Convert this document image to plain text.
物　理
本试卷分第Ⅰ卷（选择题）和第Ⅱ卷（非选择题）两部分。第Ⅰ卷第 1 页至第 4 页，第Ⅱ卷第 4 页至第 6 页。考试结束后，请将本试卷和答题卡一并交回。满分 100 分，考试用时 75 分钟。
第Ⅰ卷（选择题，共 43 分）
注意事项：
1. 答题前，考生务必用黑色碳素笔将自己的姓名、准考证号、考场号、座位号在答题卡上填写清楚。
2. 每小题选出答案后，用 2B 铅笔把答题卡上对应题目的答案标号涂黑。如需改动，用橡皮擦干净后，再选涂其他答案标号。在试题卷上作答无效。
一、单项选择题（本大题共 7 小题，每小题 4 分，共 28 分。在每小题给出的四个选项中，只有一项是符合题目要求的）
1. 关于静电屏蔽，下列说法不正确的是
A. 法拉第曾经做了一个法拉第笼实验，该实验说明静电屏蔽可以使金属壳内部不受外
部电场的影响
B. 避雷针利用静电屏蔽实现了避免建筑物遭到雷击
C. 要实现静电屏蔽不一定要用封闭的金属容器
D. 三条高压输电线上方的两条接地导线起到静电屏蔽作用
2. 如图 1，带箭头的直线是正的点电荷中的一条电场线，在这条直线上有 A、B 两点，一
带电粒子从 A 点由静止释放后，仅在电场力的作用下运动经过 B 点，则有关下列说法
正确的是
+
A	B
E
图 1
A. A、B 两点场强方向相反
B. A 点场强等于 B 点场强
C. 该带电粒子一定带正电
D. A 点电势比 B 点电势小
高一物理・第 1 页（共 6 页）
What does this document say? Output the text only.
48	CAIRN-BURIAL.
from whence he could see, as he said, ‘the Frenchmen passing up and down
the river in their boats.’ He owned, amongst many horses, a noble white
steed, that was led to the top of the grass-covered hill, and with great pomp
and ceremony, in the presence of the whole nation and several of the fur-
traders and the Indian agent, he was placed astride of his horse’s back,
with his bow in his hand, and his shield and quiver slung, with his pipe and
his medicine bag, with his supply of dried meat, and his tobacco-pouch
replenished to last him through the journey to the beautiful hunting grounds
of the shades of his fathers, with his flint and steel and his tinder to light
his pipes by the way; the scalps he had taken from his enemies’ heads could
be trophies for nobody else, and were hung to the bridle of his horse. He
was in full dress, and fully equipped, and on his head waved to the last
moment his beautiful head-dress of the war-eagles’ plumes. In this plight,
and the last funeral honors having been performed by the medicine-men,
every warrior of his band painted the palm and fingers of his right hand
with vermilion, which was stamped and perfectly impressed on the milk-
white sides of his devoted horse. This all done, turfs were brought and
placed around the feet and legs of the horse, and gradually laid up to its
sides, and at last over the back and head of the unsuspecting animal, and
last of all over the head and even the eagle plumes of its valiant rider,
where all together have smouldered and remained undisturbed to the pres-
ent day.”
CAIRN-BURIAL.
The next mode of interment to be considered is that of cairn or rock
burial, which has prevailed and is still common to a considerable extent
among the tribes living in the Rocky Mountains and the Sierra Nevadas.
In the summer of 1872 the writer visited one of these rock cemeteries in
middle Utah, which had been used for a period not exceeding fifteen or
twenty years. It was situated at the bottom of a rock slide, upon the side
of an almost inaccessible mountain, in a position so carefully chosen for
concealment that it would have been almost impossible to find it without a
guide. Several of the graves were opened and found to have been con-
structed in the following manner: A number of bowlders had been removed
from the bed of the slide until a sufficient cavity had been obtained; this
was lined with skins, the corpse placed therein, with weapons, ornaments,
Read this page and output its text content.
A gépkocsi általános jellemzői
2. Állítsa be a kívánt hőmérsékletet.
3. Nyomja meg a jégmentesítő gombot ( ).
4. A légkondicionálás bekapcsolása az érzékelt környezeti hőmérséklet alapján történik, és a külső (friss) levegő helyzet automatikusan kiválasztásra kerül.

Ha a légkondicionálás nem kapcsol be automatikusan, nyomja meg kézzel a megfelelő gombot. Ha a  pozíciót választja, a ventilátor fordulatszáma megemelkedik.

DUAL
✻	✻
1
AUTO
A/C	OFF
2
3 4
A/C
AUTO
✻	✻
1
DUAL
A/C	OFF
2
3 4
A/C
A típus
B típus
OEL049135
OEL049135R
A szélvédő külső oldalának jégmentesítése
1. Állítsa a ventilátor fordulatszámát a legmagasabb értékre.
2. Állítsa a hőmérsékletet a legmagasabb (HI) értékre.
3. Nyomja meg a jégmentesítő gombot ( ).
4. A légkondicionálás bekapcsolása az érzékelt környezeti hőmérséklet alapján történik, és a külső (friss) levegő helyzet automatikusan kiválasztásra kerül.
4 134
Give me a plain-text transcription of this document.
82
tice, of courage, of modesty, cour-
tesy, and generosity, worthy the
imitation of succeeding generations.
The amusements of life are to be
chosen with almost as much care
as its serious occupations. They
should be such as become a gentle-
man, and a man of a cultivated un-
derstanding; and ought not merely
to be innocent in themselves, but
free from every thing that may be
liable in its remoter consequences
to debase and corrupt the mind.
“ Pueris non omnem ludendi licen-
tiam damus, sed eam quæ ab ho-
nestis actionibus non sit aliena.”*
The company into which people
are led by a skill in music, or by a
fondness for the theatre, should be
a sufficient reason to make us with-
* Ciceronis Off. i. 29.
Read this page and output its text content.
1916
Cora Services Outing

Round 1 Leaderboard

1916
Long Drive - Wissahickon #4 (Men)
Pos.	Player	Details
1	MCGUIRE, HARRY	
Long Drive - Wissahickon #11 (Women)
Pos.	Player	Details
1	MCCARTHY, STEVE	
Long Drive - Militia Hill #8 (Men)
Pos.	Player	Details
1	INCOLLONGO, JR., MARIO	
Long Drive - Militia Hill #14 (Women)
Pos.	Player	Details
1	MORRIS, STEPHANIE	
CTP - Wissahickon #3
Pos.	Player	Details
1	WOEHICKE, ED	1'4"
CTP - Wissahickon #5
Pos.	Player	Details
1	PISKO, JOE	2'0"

****

__Exercise prompt__
Find the string "értékre" in the listing and return every line that holds it.

__Exercise answer__
1. Állítsa a ventilátor fordulatszámát a legmagasabb értékre.
2. Állítsa a hőmérsékletet a legmagasabb (HI) értékre.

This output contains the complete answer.